PROVIDED MATERIAL
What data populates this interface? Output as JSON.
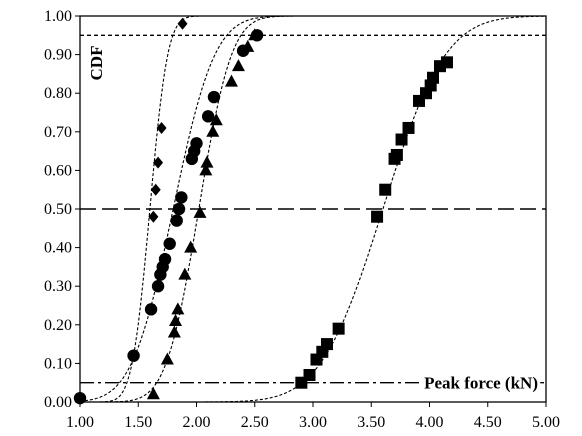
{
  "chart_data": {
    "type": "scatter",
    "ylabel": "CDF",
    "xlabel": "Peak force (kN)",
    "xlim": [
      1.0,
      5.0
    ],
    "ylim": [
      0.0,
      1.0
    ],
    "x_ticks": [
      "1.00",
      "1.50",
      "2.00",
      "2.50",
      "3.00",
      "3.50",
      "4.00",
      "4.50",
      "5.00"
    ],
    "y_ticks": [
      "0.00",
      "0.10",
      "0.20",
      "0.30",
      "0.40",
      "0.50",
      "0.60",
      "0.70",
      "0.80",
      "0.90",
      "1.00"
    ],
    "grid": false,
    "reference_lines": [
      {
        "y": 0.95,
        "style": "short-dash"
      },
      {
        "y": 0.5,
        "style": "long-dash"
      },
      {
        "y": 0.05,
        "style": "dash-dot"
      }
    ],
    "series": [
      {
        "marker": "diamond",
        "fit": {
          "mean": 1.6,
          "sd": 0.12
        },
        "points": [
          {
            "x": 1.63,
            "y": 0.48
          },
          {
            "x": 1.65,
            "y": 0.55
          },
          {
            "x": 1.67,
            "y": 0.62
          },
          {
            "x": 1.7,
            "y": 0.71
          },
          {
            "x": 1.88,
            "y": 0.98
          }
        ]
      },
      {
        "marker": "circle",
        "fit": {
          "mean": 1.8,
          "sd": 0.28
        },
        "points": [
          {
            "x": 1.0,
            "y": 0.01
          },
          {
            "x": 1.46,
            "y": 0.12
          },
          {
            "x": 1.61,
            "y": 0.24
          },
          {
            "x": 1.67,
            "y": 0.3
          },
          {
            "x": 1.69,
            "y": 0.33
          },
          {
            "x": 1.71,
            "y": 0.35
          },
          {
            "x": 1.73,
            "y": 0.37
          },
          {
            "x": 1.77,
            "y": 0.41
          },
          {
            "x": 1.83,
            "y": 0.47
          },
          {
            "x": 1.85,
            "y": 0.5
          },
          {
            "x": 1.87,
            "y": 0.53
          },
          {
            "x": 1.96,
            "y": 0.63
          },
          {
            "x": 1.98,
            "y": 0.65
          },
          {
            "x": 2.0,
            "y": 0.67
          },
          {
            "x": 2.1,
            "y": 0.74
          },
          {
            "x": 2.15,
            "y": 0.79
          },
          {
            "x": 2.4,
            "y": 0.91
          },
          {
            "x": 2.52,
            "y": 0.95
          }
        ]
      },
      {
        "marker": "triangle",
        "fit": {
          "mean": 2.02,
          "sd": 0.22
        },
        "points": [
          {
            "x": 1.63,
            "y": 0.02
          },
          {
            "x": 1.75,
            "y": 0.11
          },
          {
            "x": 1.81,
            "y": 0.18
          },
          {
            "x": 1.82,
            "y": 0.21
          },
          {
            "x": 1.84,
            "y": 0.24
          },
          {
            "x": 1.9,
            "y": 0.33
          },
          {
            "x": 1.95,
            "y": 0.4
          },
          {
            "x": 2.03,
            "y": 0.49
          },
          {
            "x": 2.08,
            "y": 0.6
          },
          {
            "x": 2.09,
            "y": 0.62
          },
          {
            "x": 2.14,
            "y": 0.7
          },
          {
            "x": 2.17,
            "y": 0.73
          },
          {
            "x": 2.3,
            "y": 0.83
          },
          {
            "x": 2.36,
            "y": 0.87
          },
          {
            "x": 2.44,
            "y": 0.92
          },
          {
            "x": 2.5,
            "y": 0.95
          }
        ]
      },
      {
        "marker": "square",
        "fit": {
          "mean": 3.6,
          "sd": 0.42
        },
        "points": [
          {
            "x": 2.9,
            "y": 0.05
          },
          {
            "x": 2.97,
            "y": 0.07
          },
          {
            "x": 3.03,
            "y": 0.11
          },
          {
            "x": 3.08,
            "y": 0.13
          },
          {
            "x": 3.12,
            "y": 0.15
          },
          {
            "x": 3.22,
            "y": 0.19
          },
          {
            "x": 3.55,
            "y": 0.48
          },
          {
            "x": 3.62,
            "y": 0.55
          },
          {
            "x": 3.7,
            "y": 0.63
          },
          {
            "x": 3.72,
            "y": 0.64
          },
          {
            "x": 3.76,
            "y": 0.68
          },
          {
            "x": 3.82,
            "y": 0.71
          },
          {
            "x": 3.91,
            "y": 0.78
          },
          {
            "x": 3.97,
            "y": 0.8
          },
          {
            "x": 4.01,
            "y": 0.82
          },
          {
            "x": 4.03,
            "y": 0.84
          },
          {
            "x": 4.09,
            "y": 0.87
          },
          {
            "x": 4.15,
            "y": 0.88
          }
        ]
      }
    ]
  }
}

--

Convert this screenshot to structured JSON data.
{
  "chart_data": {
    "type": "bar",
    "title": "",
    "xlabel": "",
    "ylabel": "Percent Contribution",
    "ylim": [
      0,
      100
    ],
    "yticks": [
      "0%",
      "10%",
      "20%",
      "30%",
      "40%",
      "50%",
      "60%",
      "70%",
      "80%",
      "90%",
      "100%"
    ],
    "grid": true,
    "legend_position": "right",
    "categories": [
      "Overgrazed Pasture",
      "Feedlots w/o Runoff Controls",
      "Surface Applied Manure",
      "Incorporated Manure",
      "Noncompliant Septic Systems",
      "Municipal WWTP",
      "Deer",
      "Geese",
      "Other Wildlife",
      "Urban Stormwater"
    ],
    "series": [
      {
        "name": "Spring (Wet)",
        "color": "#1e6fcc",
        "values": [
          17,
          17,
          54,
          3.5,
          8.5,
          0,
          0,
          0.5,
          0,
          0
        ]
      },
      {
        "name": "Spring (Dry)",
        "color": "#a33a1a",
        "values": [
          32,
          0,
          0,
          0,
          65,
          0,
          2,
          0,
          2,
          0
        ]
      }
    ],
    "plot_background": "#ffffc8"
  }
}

WHAT IS ASKED
Copy out the lines in which the string "style" appears.

TASK RESPONSE
        "style": "short-dash"
        "style": "long-dash"
        "style": "dash-dot"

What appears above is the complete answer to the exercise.